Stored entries
## START

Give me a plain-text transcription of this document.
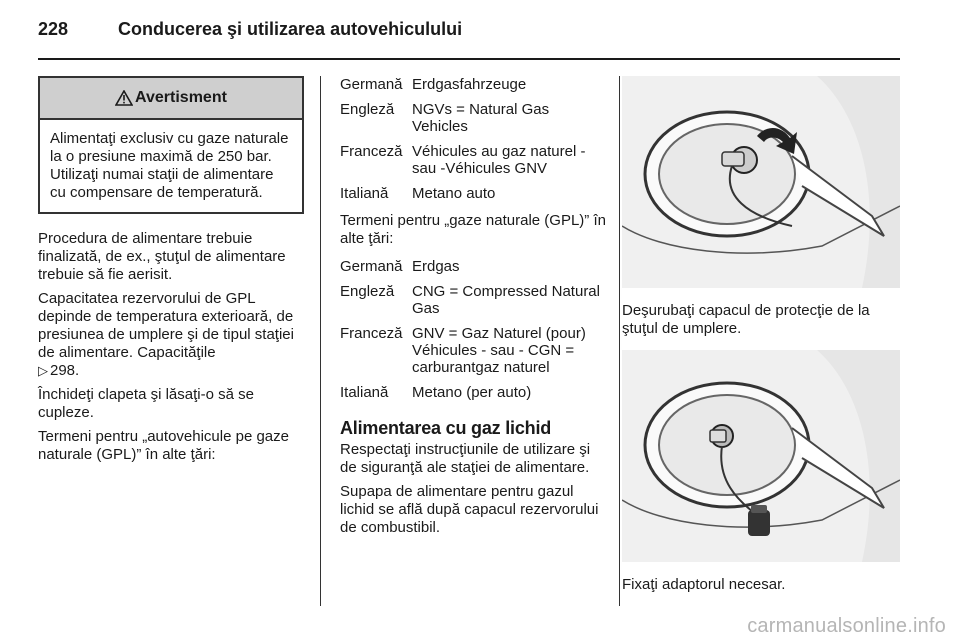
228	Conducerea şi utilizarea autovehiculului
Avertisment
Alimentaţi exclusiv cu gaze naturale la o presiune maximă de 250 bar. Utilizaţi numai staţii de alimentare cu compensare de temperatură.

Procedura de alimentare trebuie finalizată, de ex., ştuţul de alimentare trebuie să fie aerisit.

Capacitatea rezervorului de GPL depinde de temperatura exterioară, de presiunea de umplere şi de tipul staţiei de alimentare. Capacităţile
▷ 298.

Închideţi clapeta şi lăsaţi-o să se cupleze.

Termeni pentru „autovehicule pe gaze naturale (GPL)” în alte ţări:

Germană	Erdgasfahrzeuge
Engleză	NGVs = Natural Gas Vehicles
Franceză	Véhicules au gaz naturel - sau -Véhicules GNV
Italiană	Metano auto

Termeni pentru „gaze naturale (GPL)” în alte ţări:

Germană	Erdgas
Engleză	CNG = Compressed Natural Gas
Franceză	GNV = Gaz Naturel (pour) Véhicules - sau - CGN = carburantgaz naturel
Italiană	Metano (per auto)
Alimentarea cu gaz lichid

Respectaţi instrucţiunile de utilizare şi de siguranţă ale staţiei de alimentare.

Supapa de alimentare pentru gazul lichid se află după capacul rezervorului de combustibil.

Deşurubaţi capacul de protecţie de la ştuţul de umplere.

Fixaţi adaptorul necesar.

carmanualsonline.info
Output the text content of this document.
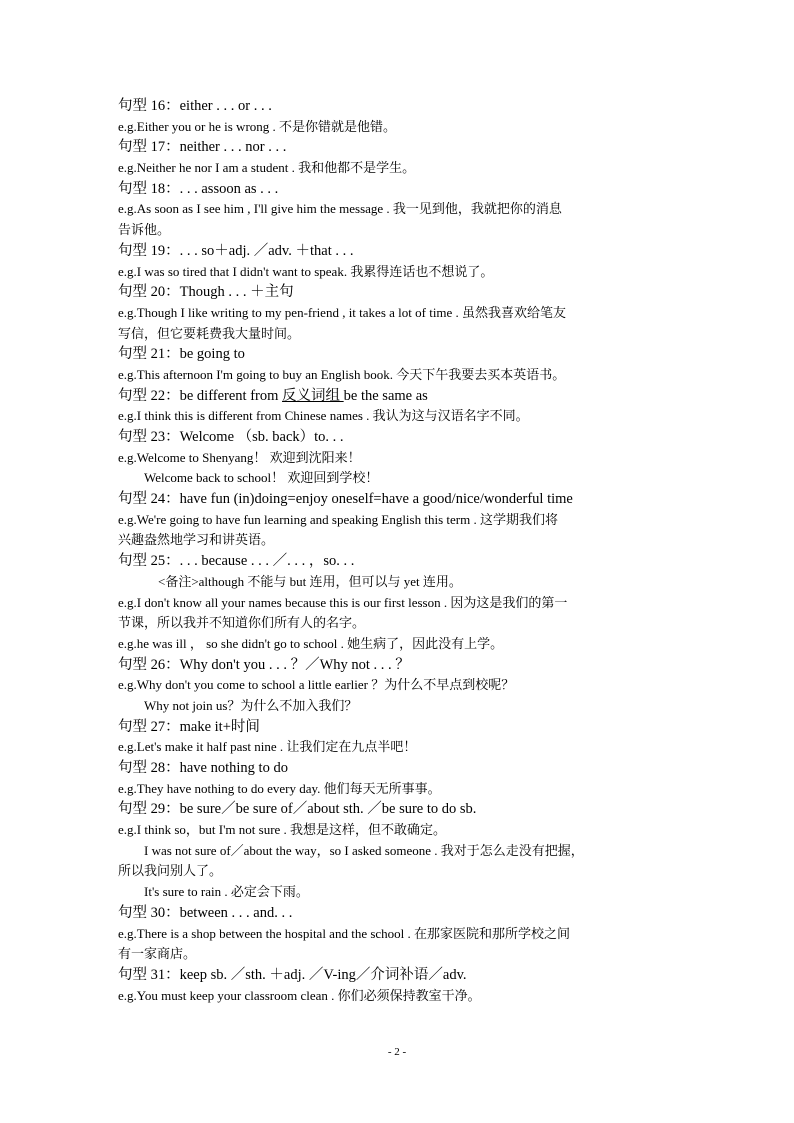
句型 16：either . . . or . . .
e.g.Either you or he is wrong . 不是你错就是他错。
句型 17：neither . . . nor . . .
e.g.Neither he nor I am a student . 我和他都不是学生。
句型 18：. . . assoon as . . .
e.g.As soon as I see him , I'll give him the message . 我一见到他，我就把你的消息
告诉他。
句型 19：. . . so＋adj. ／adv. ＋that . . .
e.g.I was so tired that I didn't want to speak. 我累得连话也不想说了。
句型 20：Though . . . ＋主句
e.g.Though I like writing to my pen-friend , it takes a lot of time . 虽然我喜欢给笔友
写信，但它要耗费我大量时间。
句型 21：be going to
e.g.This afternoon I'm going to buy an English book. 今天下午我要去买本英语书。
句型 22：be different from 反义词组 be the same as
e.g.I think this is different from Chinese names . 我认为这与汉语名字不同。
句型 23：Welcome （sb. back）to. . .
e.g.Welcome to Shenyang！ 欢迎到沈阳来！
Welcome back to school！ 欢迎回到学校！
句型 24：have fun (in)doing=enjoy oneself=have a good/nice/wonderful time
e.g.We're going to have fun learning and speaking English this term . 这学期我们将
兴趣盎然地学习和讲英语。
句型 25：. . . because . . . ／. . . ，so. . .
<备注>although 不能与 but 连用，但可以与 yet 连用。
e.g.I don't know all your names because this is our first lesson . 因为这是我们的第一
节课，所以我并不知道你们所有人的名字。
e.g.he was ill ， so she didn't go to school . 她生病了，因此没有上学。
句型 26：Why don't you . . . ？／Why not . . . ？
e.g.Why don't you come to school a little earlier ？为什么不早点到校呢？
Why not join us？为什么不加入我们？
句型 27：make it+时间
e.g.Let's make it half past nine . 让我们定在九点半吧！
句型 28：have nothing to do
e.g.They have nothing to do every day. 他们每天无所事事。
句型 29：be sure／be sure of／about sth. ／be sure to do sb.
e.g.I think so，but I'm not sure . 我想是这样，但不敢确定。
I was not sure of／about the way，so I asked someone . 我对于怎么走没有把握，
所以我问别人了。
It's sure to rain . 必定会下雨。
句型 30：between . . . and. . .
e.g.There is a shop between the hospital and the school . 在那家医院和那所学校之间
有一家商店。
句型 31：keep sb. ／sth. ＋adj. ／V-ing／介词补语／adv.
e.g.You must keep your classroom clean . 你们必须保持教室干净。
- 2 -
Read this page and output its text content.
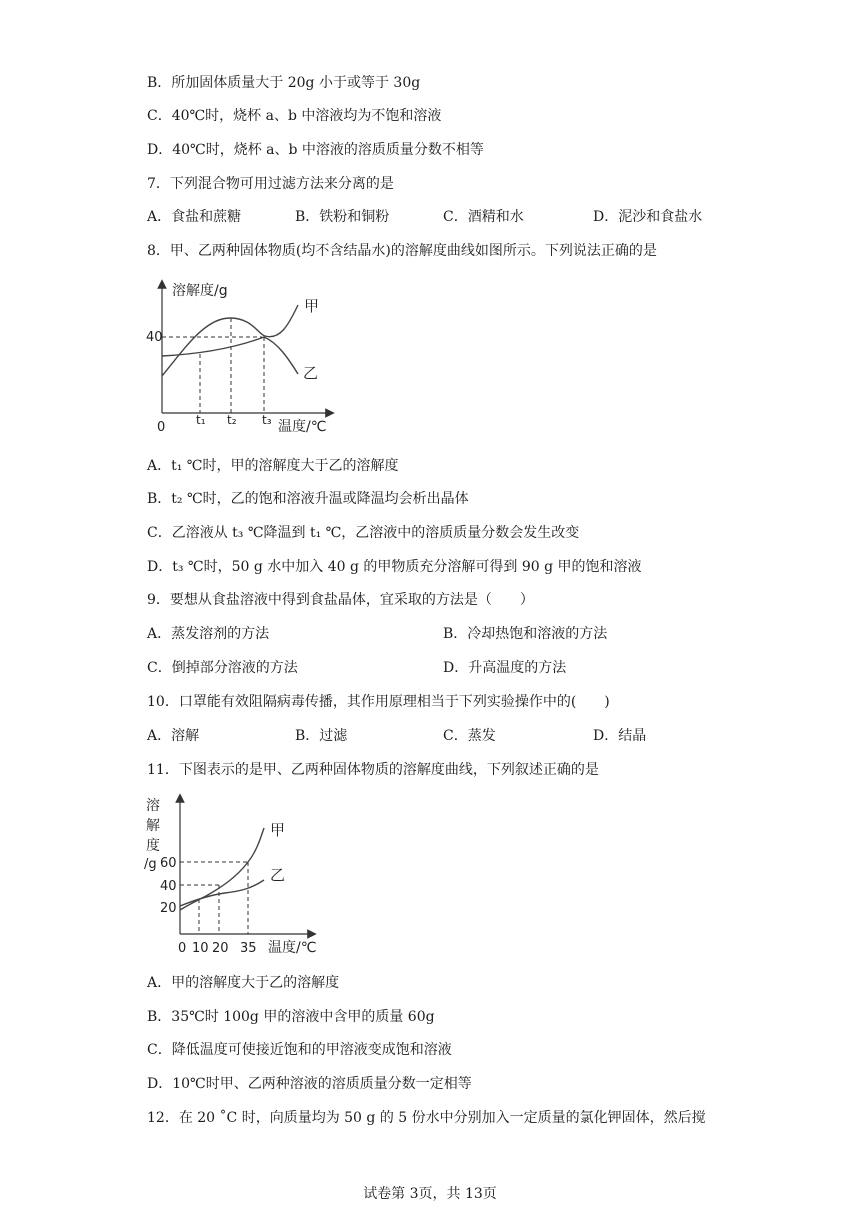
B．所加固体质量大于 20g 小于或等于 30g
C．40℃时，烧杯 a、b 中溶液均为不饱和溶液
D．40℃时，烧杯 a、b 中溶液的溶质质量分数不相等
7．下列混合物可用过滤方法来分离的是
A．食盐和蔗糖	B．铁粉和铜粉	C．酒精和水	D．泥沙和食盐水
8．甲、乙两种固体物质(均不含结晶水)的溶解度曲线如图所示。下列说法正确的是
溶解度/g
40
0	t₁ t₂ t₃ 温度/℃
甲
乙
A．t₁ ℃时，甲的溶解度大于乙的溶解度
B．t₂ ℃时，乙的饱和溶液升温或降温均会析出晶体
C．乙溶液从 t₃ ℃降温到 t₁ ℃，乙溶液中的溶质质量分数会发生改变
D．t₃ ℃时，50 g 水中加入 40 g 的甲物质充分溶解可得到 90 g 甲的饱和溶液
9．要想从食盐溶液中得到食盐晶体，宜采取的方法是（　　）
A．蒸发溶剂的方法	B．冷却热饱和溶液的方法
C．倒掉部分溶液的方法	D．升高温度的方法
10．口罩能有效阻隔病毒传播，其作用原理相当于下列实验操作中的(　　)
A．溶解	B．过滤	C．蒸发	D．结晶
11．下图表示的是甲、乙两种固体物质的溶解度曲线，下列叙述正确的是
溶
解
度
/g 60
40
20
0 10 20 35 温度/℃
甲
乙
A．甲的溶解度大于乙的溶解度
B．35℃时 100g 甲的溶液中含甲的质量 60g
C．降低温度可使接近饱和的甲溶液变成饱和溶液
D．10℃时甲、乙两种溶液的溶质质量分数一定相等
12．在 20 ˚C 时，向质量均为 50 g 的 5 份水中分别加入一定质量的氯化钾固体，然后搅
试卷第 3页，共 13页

## END

• [GIVEN EXERCISE]: Drop the pictures, then write out only the lines running from the one containing "Read this page and output its text content." through the last line above, both included, exactly.

• [THE RESPONSE]:
Read this page and output its text content.
B．所加固体质量大于 20g 小于或等于 30g
C．40℃时，烧杯 a、b 中溶液均为不饱和溶液
D．40℃时，烧杯 a、b 中溶液的溶质质量分数不相等
7．下列混合物可用过滤方法来分离的是
A．食盐和蔗糖	B．铁粉和铜粉	C．酒精和水	D．泥沙和食盐水
8．甲、乙两种固体物质(均不含结晶水)的溶解度曲线如图所示。下列说法正确的是
溶解度/g
40
0	t₁ t₂ t₃ 温度/℃
甲
乙
A．t₁ ℃时，甲的溶解度大于乙的溶解度
B．t₂ ℃时，乙的饱和溶液升温或降温均会析出晶体
C．乙溶液从 t₃ ℃降温到 t₁ ℃，乙溶液中的溶质质量分数会发生改变
D．t₃ ℃时，50 g 水中加入 40 g 的甲物质充分溶解可得到 90 g 甲的饱和溶液
9．要想从食盐溶液中得到食盐晶体，宜采取的方法是（　　）
A．蒸发溶剂的方法	B．冷却热饱和溶液的方法
C．倒掉部分溶液的方法	D．升高温度的方法
10．口罩能有效阻隔病毒传播，其作用原理相当于下列实验操作中的(　　)
A．溶解	B．过滤	C．蒸发	D．结晶
11．下图表示的是甲、乙两种固体物质的溶解度曲线，下列叙述正确的是
溶
解
度
/g 60
40
20
0 10 20 35 温度/℃
甲
乙
A．甲的溶解度大于乙的溶解度
B．35℃时 100g 甲的溶液中含甲的质量 60g
C．降低温度可使接近饱和的甲溶液变成饱和溶液
D．10℃时甲、乙两种溶液的溶质质量分数一定相等
12．在 20 ˚C 时，向质量均为 50 g 的 5 份水中分别加入一定质量的氯化钾固体，然后搅
试卷第 3页，共 13页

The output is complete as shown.